▶ **WRITTEN TASK**:
Your task is to transcribe, word for word, the line containing "Decode this image" and all lines that follow it to the end of the entries. Leave out the pictures.

▶ **LISTING**:
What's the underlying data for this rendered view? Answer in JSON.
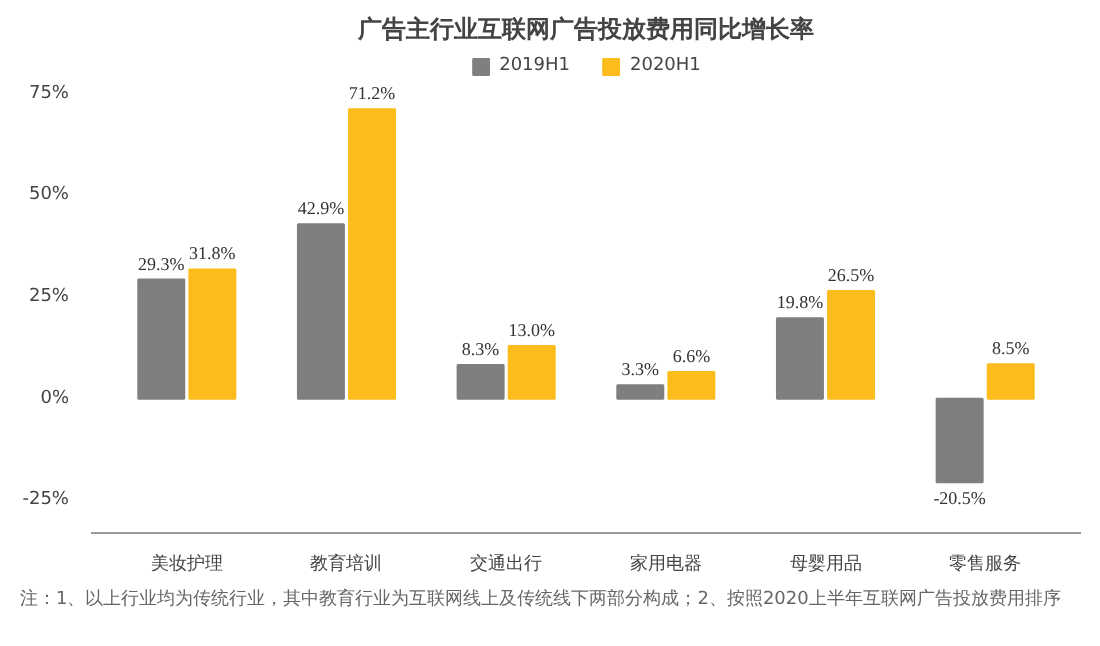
{
  "chart_data": {
    "type": "bar",
    "title": "广告主行业互联网广告投放费用同比增长率",
    "categories": [
      "美妆护理",
      "教育培训",
      "交通出行",
      "家用电器",
      "母婴用品",
      "零售服务"
    ],
    "series": [
      {
        "name": "2019H1",
        "color": "#7f7f7f",
        "values": [
          29.3,
          42.9,
          8.3,
          3.3,
          19.8,
          -20.5
        ],
        "value_labels": [
          "29.3%",
          "42.9%",
          "8.3%",
          "3.3%",
          "19.8%",
          "-20.5%"
        ]
      },
      {
        "name": "2020H1",
        "color": "#fbbc1c",
        "values": [
          31.8,
          71.2,
          13.0,
          6.6,
          26.5,
          8.5
        ],
        "value_labels": [
          "31.8%",
          "71.2%",
          "13.0%",
          "6.6%",
          "26.5%",
          "8.5%"
        ]
      }
    ],
    "ylim": [
      -33,
      85
    ],
    "yticks": [
      {
        "value": -25,
        "label": "-25%"
      },
      {
        "value": 0,
        "label": "0%"
      },
      {
        "value": 25,
        "label": "25%"
      },
      {
        "value": 50,
        "label": "50%"
      },
      {
        "value": 75,
        "label": "75%"
      }
    ],
    "grid": false,
    "legend": "top",
    "annotations": [
      "注：1、以上行业均为传统行业，其中教育行业为互联网线上及传统线下两部分构成；2、按照2020上半年互联网广告投放费用排序"
    ]
  }
}
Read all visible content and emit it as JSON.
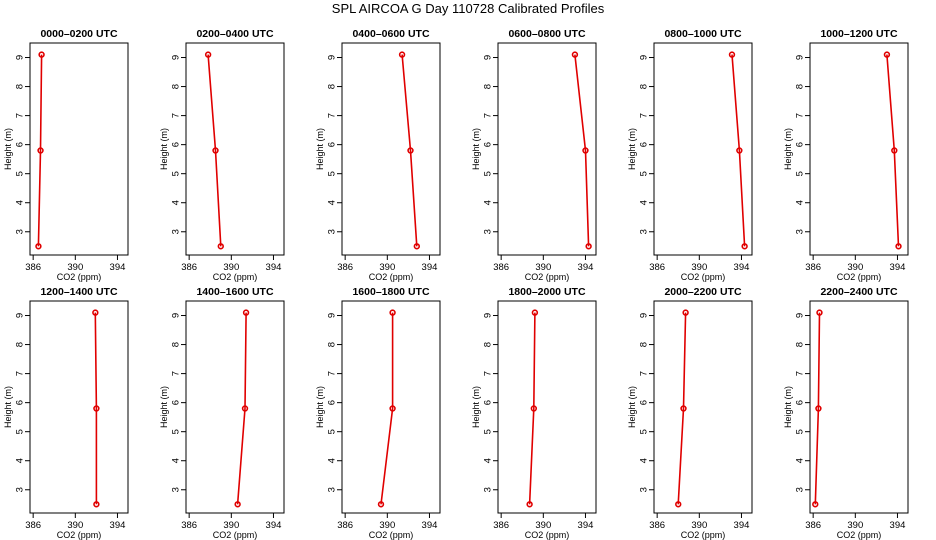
{
  "figure": {
    "title": "SPL AIRCOA G  Day 110728  Calibrated Profiles"
  },
  "chart_data": [
    {
      "type": "line",
      "title": "0000–0200 UTC",
      "xlabel": "CO2 (ppm)",
      "ylabel": "Height (m)",
      "xlim": [
        385.7,
        395
      ],
      "ylim": [
        2.2,
        9.5
      ],
      "xticks": [
        386,
        390,
        394
      ],
      "yticks": [
        3,
        4,
        5,
        6,
        7,
        8,
        9
      ],
      "series": [
        {
          "x": [
            386.8,
            386.7,
            386.5
          ],
          "y": [
            9.1,
            5.8,
            2.5
          ]
        }
      ]
    },
    {
      "type": "line",
      "title": "0200–0400 UTC",
      "xlabel": "CO2 (ppm)",
      "ylabel": "Height (m)",
      "xlim": [
        385.7,
        395
      ],
      "ylim": [
        2.2,
        9.5
      ],
      "xticks": [
        386,
        390,
        394
      ],
      "yticks": [
        3,
        4,
        5,
        6,
        7,
        8,
        9
      ],
      "series": [
        {
          "x": [
            387.8,
            388.5,
            389.0
          ],
          "y": [
            9.1,
            5.8,
            2.5
          ]
        }
      ]
    },
    {
      "type": "line",
      "title": "0400–0600 UTC",
      "xlabel": "CO2 (ppm)",
      "ylabel": "Height (m)",
      "xlim": [
        385.7,
        395
      ],
      "ylim": [
        2.2,
        9.5
      ],
      "xticks": [
        386,
        390,
        394
      ],
      "yticks": [
        3,
        4,
        5,
        6,
        7,
        8,
        9
      ],
      "series": [
        {
          "x": [
            391.4,
            392.2,
            392.8
          ],
          "y": [
            9.1,
            5.8,
            2.5
          ]
        }
      ]
    },
    {
      "type": "line",
      "title": "0600–0800 UTC",
      "xlabel": "CO2 (ppm)",
      "ylabel": "Height (m)",
      "xlim": [
        385.7,
        395
      ],
      "ylim": [
        2.2,
        9.5
      ],
      "xticks": [
        386,
        390,
        394
      ],
      "yticks": [
        3,
        4,
        5,
        6,
        7,
        8,
        9
      ],
      "series": [
        {
          "x": [
            393.0,
            394.0,
            394.3
          ],
          "y": [
            9.1,
            5.8,
            2.5
          ]
        }
      ]
    },
    {
      "type": "line",
      "title": "0800–1000 UTC",
      "xlabel": "CO2 (ppm)",
      "ylabel": "Height (m)",
      "xlim": [
        385.7,
        395
      ],
      "ylim": [
        2.2,
        9.5
      ],
      "xticks": [
        386,
        390,
        394
      ],
      "yticks": [
        3,
        4,
        5,
        6,
        7,
        8,
        9
      ],
      "series": [
        {
          "x": [
            393.1,
            393.8,
            394.3
          ],
          "y": [
            9.1,
            5.8,
            2.5
          ]
        }
      ]
    },
    {
      "type": "line",
      "title": "1000–1200 UTC",
      "xlabel": "CO2 (ppm)",
      "ylabel": "Height (m)",
      "xlim": [
        385.7,
        395
      ],
      "ylim": [
        2.2,
        9.5
      ],
      "xticks": [
        386,
        390,
        394
      ],
      "yticks": [
        3,
        4,
        5,
        6,
        7,
        8,
        9
      ],
      "series": [
        {
          "x": [
            393.0,
            393.7,
            394.1
          ],
          "y": [
            9.1,
            5.8,
            2.5
          ]
        }
      ]
    },
    {
      "type": "line",
      "title": "1200–1400 UTC",
      "xlabel": "CO2 (ppm)",
      "ylabel": "Height (m)",
      "xlim": [
        385.7,
        395
      ],
      "ylim": [
        2.2,
        9.5
      ],
      "xticks": [
        386,
        390,
        394
      ],
      "yticks": [
        3,
        4,
        5,
        6,
        7,
        8,
        9
      ],
      "series": [
        {
          "x": [
            391.9,
            392.0,
            392.0
          ],
          "y": [
            9.1,
            5.8,
            2.5
          ]
        }
      ]
    },
    {
      "type": "line",
      "title": "1400–1600 UTC",
      "xlabel": "CO2 (ppm)",
      "ylabel": "Height (m)",
      "xlim": [
        385.7,
        395
      ],
      "ylim": [
        2.2,
        9.5
      ],
      "xticks": [
        386,
        390,
        394
      ],
      "yticks": [
        3,
        4,
        5,
        6,
        7,
        8,
        9
      ],
      "series": [
        {
          "x": [
            391.4,
            391.3,
            390.6
          ],
          "y": [
            9.1,
            5.8,
            2.5
          ]
        }
      ]
    },
    {
      "type": "line",
      "title": "1600–1800 UTC",
      "xlabel": "CO2 (ppm)",
      "ylabel": "Height (m)",
      "xlim": [
        385.7,
        395
      ],
      "ylim": [
        2.2,
        9.5
      ],
      "xticks": [
        386,
        390,
        394
      ],
      "yticks": [
        3,
        4,
        5,
        6,
        7,
        8,
        9
      ],
      "series": [
        {
          "x": [
            390.5,
            390.5,
            389.4
          ],
          "y": [
            9.1,
            5.8,
            2.5
          ]
        }
      ]
    },
    {
      "type": "line",
      "title": "1800–2000 UTC",
      "xlabel": "CO2 (ppm)",
      "ylabel": "Height (m)",
      "xlim": [
        385.7,
        395
      ],
      "ylim": [
        2.2,
        9.5
      ],
      "xticks": [
        386,
        390,
        394
      ],
      "yticks": [
        3,
        4,
        5,
        6,
        7,
        8,
        9
      ],
      "series": [
        {
          "x": [
            389.2,
            389.1,
            388.7
          ],
          "y": [
            9.1,
            5.8,
            2.5
          ]
        }
      ]
    },
    {
      "type": "line",
      "title": "2000–2200 UTC",
      "xlabel": "CO2 (ppm)",
      "ylabel": "Height (m)",
      "xlim": [
        385.7,
        395
      ],
      "ylim": [
        2.2,
        9.5
      ],
      "xticks": [
        386,
        390,
        394
      ],
      "yticks": [
        3,
        4,
        5,
        6,
        7,
        8,
        9
      ],
      "series": [
        {
          "x": [
            388.7,
            388.5,
            388.0
          ],
          "y": [
            9.1,
            5.8,
            2.5
          ]
        }
      ]
    },
    {
      "type": "line",
      "title": "2200–2400 UTC",
      "xlabel": "CO2 (ppm)",
      "ylabel": "Height (m)",
      "xlim": [
        385.7,
        395
      ],
      "ylim": [
        2.2,
        9.5
      ],
      "xticks": [
        386,
        390,
        394
      ],
      "yticks": [
        3,
        4,
        5,
        6,
        7,
        8,
        9
      ],
      "series": [
        {
          "x": [
            386.6,
            386.5,
            386.2
          ],
          "y": [
            9.1,
            5.8,
            2.5
          ]
        }
      ]
    }
  ],
  "colors": {
    "profile": "#e00000",
    "axes": "#000000"
  },
  "markers": "open-circle"
}
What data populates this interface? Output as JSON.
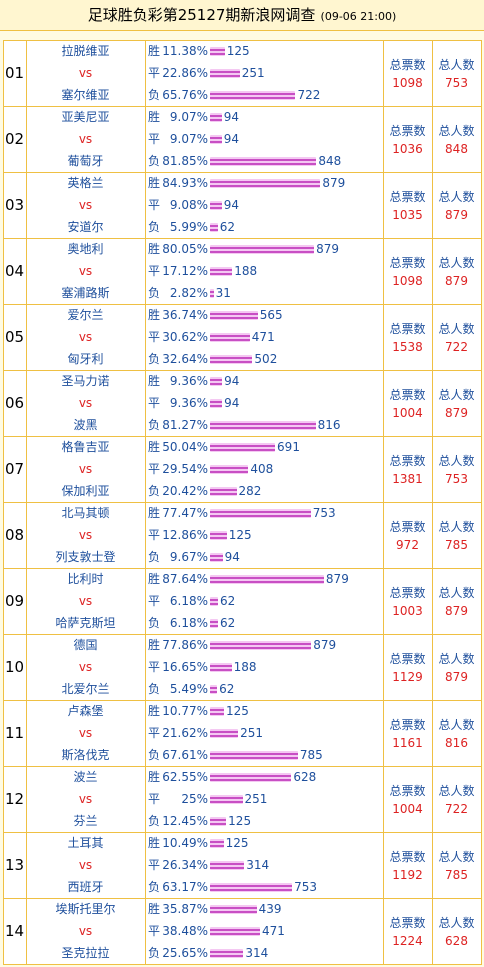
{
  "header": {
    "title": "足球胜负彩第25127期新浪网调查",
    "time": "(09-06 21:00)"
  },
  "labels": {
    "vs": "vs",
    "votes": "总票数",
    "people": "总人数"
  },
  "matches": [
    {
      "no": "01",
      "home": "拉脱维亚",
      "away": "塞尔维亚",
      "outcomes": [
        {
          "label": "胜",
          "value": 11.38,
          "value_label": "11.38%",
          "count": 125
        },
        {
          "label": "平",
          "value": 22.86,
          "value_label": "22.86%",
          "count": 251
        },
        {
          "label": "负",
          "value": 65.76,
          "value_label": "65.76%",
          "count": 722
        }
      ],
      "votes": 1098,
      "people": 753
    },
    {
      "no": "02",
      "home": "亚美尼亚",
      "away": "葡萄牙",
      "outcomes": [
        {
          "label": "胜",
          "value": 9.07,
          "value_label": "9.07%",
          "count": 94
        },
        {
          "label": "平",
          "value": 9.07,
          "value_label": "9.07%",
          "count": 94
        },
        {
          "label": "负",
          "value": 81.85,
          "value_label": "81.85%",
          "count": 848
        }
      ],
      "votes": 1036,
      "people": 848
    },
    {
      "no": "03",
      "home": "英格兰",
      "away": "安道尔",
      "outcomes": [
        {
          "label": "胜",
          "value": 84.93,
          "value_label": "84.93%",
          "count": 879
        },
        {
          "label": "平",
          "value": 9.08,
          "value_label": "9.08%",
          "count": 94
        },
        {
          "label": "负",
          "value": 5.99,
          "value_label": "5.99%",
          "count": 62
        }
      ],
      "votes": 1035,
      "people": 879
    },
    {
      "no": "04",
      "home": "奥地利",
      "away": "塞浦路斯",
      "outcomes": [
        {
          "label": "胜",
          "value": 80.05,
          "value_label": "80.05%",
          "count": 879
        },
        {
          "label": "平",
          "value": 17.12,
          "value_label": "17.12%",
          "count": 188
        },
        {
          "label": "负",
          "value": 2.82,
          "value_label": "2.82%",
          "count": 31
        }
      ],
      "votes": 1098,
      "people": 879
    },
    {
      "no": "05",
      "home": "爱尔兰",
      "away": "匈牙利",
      "outcomes": [
        {
          "label": "胜",
          "value": 36.74,
          "value_label": "36.74%",
          "count": 565
        },
        {
          "label": "平",
          "value": 30.62,
          "value_label": "30.62%",
          "count": 471
        },
        {
          "label": "负",
          "value": 32.64,
          "value_label": "32.64%",
          "count": 502
        }
      ],
      "votes": 1538,
      "people": 722
    },
    {
      "no": "06",
      "home": "圣马力诺",
      "away": "波黑",
      "outcomes": [
        {
          "label": "胜",
          "value": 9.36,
          "value_label": "9.36%",
          "count": 94
        },
        {
          "label": "平",
          "value": 9.36,
          "value_label": "9.36%",
          "count": 94
        },
        {
          "label": "负",
          "value": 81.27,
          "value_label": "81.27%",
          "count": 816
        }
      ],
      "votes": 1004,
      "people": 879
    },
    {
      "no": "07",
      "home": "格鲁吉亚",
      "away": "保加利亚",
      "outcomes": [
        {
          "label": "胜",
          "value": 50.04,
          "value_label": "50.04%",
          "count": 691
        },
        {
          "label": "平",
          "value": 29.54,
          "value_label": "29.54%",
          "count": 408
        },
        {
          "label": "负",
          "value": 20.42,
          "value_label": "20.42%",
          "count": 282
        }
      ],
      "votes": 1381,
      "people": 753
    },
    {
      "no": "08",
      "home": "北马其顿",
      "away": "列支敦士登",
      "outcomes": [
        {
          "label": "胜",
          "value": 77.47,
          "value_label": "77.47%",
          "count": 753
        },
        {
          "label": "平",
          "value": 12.86,
          "value_label": "12.86%",
          "count": 125
        },
        {
          "label": "负",
          "value": 9.67,
          "value_label": "9.67%",
          "count": 94
        }
      ],
      "votes": 972,
      "people": 785
    },
    {
      "no": "09",
      "home": "比利时",
      "away": "哈萨克斯坦",
      "outcomes": [
        {
          "label": "胜",
          "value": 87.64,
          "value_label": "87.64%",
          "count": 879
        },
        {
          "label": "平",
          "value": 6.18,
          "value_label": "6.18%",
          "count": 62
        },
        {
          "label": "负",
          "value": 6.18,
          "value_label": "6.18%",
          "count": 62
        }
      ],
      "votes": 1003,
      "people": 879
    },
    {
      "no": "10",
      "home": "德国",
      "away": "北爱尔兰",
      "outcomes": [
        {
          "label": "胜",
          "value": 77.86,
          "value_label": "77.86%",
          "count": 879
        },
        {
          "label": "平",
          "value": 16.65,
          "value_label": "16.65%",
          "count": 188
        },
        {
          "label": "负",
          "value": 5.49,
          "value_label": "5.49%",
          "count": 62
        }
      ],
      "votes": 1129,
      "people": 879
    },
    {
      "no": "11",
      "home": "卢森堡",
      "away": "斯洛伐克",
      "outcomes": [
        {
          "label": "胜",
          "value": 10.77,
          "value_label": "10.77%",
          "count": 125
        },
        {
          "label": "平",
          "value": 21.62,
          "value_label": "21.62%",
          "count": 251
        },
        {
          "label": "负",
          "value": 67.61,
          "value_label": "67.61%",
          "count": 785
        }
      ],
      "votes": 1161,
      "people": 816
    },
    {
      "no": "12",
      "home": "波兰",
      "away": "芬兰",
      "outcomes": [
        {
          "label": "胜",
          "value": 62.55,
          "value_label": "62.55%",
          "count": 628
        },
        {
          "label": "平",
          "value": 25,
          "value_label": "25%",
          "count": 251
        },
        {
          "label": "负",
          "value": 12.45,
          "value_label": "12.45%",
          "count": 125
        }
      ],
      "votes": 1004,
      "people": 722
    },
    {
      "no": "13",
      "home": "土耳其",
      "away": "西班牙",
      "outcomes": [
        {
          "label": "胜",
          "value": 10.49,
          "value_label": "10.49%",
          "count": 125
        },
        {
          "label": "平",
          "value": 26.34,
          "value_label": "26.34%",
          "count": 314
        },
        {
          "label": "负",
          "value": 63.17,
          "value_label": "63.17%",
          "count": 753
        }
      ],
      "votes": 1192,
      "people": 785
    },
    {
      "no": "14",
      "home": "埃斯托里尔",
      "away": "圣克拉拉",
      "outcomes": [
        {
          "label": "胜",
          "value": 35.87,
          "value_label": "35.87%",
          "count": 439
        },
        {
          "label": "平",
          "value": 38.48,
          "value_label": "38.48%",
          "count": 471
        },
        {
          "label": "负",
          "value": 25.65,
          "value_label": "25.65%",
          "count": 314
        }
      ],
      "votes": 1224,
      "people": 628
    }
  ]
}
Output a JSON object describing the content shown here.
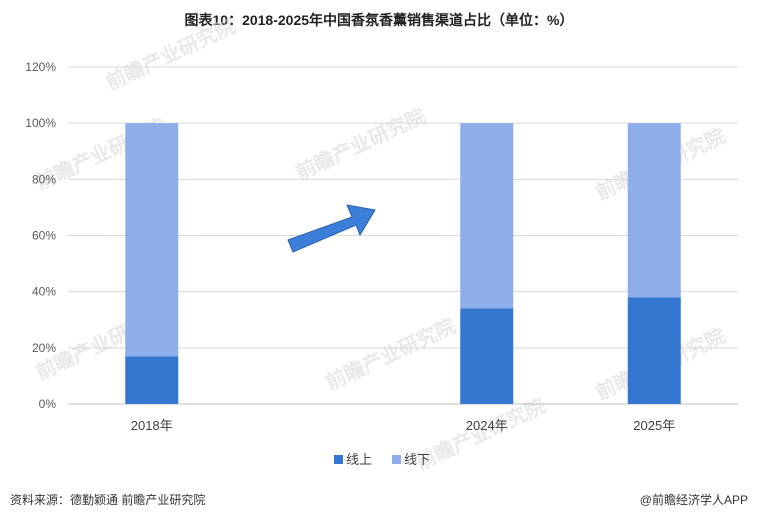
{
  "chart_data": {
    "type": "bar",
    "stacked": true,
    "title": "图表10：2018-2025年中国香氛香薰销售渠道占比（单位：%）",
    "categories": [
      "2018年",
      "",
      "2024年",
      "2025年"
    ],
    "series": [
      {
        "name": "线上",
        "values": [
          17,
          null,
          34,
          38
        ],
        "color": "#3377d0"
      },
      {
        "name": "线下",
        "values": [
          83,
          null,
          66,
          62
        ],
        "color": "#8eaeeb"
      }
    ],
    "ylim": [
      0,
      120
    ],
    "yticks": [
      "0%",
      "20%",
      "40%",
      "60%",
      "80%",
      "100%",
      "120%"
    ],
    "grid": true,
    "legend_position": "bottom",
    "annotation": "arrow-up-right",
    "arrow_color": "#3b7fd9"
  },
  "footer": {
    "source": "资料来源：德勤颖通  前瞻产业研究院",
    "credit": "@前瞻经济学人APP"
  },
  "watermark": "前瞻产业研究院"
}
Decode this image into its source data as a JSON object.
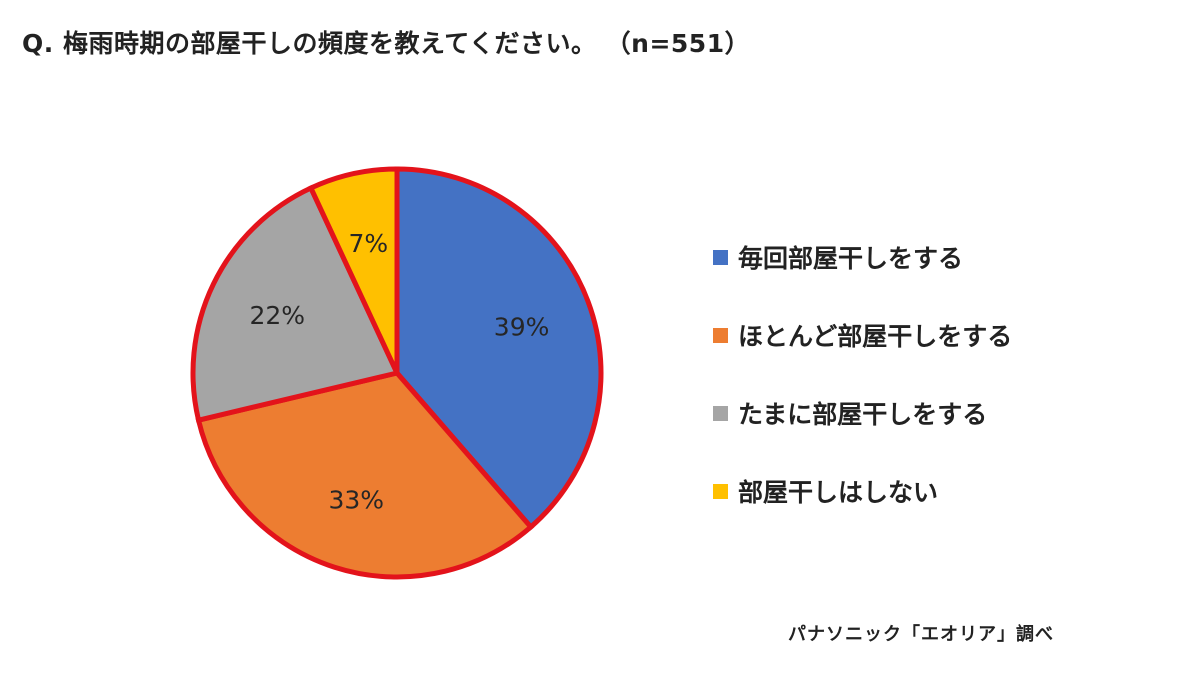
{
  "title": "Q. 梅雨時期の部屋干しの頻度を教えてください。 （n=551）",
  "source": "パナソニック「エオリア」調べ",
  "chart_data": {
    "type": "pie",
    "start_angle_deg": 0,
    "direction": "clockwise",
    "categories": [
      "毎回部屋干しをする",
      "ほとんど部屋干しをする",
      "たまに部屋干しをする",
      "部屋干しはしない"
    ],
    "values": [
      39,
      33,
      22,
      7
    ],
    "labels": [
      "39%",
      "33%",
      "22%",
      "7%"
    ],
    "colors": [
      "#4472C4",
      "#ED7D31",
      "#A5A5A5",
      "#FFC000"
    ],
    "outline_color": "#E3131B",
    "legend": "right"
  }
}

▶ **IN RESPONSE**:
Decode this image into its source data as a JSON object.
{
  "title": "Q. 梅雨時期の部屋干しの頻度を教えてください。 （n=551）",
  "source": "パナソニック「エオリア」調べ",
  "chart_data": {
    "type": "pie",
    "start_angle_deg": 0,
    "direction": "clockwise",
    "categories": [
      "毎回部屋干しをする",
      "ほとんど部屋干しをする",
      "たまに部屋干しをする",
      "部屋干しはしない"
    ],
    "values": [
      39,
      33,
      22,
      7
    ],
    "labels": [
      "39%",
      "33%",
      "22%",
      "7%"
    ],
    "colors": [
      "#4472C4",
      "#ED7D31",
      "#A5A5A5",
      "#FFC000"
    ],
    "outline_color": "#E3131B",
    "legend": "right"
  }
}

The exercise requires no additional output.